## Directions for this task
From the entries below, gather each line containing the word "java".

## Supplied data
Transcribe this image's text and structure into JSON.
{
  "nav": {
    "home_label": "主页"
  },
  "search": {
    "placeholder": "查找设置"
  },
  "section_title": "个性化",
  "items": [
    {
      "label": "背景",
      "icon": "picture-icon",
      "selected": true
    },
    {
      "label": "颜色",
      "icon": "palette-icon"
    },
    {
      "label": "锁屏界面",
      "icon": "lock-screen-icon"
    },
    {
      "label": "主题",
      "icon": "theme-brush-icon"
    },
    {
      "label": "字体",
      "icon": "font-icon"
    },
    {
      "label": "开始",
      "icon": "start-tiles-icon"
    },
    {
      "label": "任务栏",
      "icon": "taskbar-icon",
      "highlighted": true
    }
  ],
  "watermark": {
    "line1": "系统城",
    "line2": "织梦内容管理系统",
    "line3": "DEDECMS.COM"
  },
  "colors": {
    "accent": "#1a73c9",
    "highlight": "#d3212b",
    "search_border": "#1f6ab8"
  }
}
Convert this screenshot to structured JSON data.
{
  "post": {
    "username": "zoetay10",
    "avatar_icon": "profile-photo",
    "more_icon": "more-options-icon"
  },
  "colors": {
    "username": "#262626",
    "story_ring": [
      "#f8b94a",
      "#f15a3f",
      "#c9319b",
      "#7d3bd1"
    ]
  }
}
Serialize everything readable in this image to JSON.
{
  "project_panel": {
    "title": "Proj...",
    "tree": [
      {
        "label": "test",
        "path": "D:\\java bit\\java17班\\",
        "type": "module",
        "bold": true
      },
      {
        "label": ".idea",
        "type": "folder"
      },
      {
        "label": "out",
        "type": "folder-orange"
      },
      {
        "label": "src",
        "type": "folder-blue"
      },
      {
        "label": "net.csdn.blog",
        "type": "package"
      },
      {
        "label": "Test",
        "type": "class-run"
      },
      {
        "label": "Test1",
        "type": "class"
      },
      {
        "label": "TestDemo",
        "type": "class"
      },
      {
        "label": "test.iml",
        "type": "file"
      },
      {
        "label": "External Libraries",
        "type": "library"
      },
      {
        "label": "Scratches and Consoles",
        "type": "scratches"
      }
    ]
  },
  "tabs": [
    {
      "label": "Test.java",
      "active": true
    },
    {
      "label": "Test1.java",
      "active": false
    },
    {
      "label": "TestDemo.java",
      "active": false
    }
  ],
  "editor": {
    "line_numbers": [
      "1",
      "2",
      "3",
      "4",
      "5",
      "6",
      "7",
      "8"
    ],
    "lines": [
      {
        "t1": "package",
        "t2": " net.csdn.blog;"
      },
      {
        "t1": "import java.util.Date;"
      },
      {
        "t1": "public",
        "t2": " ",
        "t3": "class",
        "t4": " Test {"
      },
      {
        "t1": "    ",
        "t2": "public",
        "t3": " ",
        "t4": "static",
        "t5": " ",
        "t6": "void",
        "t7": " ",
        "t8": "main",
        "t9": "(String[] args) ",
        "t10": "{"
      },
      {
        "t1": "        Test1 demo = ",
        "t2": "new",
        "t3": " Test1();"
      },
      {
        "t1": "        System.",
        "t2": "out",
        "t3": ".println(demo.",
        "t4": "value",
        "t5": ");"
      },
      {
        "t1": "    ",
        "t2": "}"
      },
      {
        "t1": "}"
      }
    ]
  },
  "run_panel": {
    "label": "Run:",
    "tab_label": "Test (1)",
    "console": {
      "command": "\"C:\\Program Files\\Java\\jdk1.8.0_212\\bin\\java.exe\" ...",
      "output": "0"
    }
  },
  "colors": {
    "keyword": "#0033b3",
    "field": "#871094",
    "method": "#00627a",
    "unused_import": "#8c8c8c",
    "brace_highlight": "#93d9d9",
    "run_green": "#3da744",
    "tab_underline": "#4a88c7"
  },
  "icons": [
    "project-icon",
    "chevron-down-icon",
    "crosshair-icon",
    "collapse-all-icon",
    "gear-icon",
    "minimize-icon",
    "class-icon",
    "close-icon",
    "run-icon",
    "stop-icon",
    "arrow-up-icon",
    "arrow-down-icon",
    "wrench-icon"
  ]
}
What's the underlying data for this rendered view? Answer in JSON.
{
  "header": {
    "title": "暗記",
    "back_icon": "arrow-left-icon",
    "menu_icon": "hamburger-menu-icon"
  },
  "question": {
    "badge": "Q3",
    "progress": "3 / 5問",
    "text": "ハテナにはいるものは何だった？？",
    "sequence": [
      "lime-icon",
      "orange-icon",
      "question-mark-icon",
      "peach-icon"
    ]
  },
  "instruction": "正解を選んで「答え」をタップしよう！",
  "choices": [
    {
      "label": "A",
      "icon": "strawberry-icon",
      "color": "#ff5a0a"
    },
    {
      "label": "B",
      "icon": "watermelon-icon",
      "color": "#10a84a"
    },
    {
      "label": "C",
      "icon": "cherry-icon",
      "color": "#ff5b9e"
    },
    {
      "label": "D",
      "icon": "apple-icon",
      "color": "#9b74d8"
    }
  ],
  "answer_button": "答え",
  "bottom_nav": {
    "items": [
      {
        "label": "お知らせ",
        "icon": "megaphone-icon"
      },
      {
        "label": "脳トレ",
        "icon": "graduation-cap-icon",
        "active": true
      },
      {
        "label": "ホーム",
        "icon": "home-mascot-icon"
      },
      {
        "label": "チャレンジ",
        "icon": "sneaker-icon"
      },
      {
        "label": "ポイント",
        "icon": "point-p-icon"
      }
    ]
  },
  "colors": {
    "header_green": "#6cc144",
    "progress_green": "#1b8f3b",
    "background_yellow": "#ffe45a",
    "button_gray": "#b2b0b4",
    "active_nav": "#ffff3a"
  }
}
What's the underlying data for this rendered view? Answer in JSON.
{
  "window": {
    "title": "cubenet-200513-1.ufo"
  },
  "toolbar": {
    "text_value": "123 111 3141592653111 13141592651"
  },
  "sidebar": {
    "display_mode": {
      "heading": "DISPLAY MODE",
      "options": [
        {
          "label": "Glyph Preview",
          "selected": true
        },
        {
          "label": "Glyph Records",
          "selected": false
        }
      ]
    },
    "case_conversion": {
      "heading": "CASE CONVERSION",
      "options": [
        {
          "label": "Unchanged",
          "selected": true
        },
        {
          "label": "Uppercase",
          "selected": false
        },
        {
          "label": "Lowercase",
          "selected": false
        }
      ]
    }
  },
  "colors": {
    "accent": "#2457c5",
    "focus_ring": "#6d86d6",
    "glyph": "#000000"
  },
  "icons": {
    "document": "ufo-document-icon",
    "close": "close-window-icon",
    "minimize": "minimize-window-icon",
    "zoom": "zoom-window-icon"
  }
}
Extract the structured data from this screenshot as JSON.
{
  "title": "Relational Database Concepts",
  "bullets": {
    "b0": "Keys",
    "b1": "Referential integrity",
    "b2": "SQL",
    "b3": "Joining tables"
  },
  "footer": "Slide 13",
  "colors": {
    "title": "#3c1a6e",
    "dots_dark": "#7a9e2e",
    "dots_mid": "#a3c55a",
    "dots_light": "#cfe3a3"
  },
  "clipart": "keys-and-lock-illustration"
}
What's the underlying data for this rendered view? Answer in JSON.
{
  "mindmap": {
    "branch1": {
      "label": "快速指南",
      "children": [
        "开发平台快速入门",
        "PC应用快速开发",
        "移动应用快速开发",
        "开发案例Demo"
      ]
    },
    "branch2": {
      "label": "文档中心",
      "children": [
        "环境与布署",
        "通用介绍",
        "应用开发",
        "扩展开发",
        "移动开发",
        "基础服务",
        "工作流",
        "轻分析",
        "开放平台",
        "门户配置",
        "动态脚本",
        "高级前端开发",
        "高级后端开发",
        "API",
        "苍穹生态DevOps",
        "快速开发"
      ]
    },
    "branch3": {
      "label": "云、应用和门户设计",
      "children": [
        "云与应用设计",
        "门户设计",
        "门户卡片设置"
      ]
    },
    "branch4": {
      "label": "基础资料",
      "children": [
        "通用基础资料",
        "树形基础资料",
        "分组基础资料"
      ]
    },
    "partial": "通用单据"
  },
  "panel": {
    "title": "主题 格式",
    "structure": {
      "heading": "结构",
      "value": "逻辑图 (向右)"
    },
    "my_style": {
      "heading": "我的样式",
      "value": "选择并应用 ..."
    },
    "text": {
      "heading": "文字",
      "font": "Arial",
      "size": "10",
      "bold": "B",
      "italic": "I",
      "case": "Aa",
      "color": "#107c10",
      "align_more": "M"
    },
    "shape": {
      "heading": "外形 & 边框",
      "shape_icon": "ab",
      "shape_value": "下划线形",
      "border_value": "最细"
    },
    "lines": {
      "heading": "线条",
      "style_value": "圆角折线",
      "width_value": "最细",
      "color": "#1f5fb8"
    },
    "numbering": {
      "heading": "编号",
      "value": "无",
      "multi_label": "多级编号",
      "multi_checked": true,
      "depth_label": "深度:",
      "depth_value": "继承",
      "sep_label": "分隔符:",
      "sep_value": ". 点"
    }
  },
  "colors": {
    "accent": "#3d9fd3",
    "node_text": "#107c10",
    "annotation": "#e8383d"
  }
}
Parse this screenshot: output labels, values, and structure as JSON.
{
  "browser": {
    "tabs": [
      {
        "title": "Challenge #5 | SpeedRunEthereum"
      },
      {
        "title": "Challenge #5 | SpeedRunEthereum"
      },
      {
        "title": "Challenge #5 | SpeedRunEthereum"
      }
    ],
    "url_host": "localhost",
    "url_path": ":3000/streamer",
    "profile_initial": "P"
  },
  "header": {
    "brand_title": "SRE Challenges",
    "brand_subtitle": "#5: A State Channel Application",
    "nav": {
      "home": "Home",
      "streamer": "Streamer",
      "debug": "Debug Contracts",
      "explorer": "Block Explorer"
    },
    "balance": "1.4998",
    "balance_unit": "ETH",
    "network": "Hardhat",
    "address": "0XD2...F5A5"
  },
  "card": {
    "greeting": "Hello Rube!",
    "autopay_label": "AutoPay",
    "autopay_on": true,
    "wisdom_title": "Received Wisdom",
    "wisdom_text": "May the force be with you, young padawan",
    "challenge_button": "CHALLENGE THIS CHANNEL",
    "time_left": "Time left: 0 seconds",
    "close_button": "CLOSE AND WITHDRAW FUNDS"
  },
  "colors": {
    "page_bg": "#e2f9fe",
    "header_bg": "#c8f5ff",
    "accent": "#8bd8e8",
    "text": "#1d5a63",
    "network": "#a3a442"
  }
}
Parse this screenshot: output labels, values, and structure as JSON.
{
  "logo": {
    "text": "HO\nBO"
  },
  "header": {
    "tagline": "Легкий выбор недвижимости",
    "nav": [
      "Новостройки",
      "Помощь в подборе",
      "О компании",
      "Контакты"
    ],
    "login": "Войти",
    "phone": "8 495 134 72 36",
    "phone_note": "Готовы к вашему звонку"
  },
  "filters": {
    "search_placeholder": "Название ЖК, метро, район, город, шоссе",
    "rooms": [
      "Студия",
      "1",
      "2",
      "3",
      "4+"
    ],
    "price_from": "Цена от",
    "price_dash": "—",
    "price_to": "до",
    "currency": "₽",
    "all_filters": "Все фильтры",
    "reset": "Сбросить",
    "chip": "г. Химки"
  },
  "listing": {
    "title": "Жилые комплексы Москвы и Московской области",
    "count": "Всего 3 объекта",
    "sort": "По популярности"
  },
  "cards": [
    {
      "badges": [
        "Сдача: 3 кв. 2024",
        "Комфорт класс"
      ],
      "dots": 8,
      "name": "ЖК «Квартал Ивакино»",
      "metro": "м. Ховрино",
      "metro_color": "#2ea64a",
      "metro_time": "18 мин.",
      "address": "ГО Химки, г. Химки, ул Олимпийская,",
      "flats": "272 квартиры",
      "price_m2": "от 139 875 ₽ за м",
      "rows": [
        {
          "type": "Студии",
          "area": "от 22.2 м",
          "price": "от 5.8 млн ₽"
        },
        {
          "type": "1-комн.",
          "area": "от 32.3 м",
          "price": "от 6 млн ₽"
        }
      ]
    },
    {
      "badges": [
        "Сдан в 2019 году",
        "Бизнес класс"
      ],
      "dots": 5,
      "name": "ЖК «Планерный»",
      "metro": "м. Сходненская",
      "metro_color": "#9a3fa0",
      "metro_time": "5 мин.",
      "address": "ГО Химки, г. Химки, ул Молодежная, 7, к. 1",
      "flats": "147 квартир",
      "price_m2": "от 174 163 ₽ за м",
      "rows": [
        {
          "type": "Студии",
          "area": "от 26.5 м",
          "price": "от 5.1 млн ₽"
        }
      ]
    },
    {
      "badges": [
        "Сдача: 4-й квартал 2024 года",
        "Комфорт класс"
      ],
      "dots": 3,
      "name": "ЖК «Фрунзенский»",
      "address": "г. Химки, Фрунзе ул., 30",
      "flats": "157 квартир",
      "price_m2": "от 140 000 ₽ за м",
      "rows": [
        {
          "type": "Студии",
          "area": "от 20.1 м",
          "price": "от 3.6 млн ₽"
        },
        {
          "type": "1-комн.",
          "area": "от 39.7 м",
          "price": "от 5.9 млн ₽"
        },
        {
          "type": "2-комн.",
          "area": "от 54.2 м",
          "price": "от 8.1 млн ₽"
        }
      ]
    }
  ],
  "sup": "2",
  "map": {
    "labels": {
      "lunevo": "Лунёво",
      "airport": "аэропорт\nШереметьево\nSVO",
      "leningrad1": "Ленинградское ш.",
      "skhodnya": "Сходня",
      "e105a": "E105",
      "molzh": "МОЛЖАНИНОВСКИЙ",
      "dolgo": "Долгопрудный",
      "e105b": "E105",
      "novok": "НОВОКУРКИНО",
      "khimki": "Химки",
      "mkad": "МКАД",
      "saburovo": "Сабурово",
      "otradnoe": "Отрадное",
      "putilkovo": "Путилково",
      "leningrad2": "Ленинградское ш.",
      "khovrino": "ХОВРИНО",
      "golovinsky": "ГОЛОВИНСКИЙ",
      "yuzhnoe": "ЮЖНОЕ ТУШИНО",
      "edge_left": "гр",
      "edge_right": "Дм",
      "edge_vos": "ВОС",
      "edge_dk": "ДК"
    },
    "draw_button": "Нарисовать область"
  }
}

## Written response
        "path": "D:\\java bit\\java17班\\",
      "label": "Test.java",
      "label": "Test1.java",
      "label": "TestDemo.java",
        "t1": "import java.util.Date;"
      "command": "\"C:\\Program Files\\Java\\jdk1.8.0_212\\bin\\java.exe\" ...",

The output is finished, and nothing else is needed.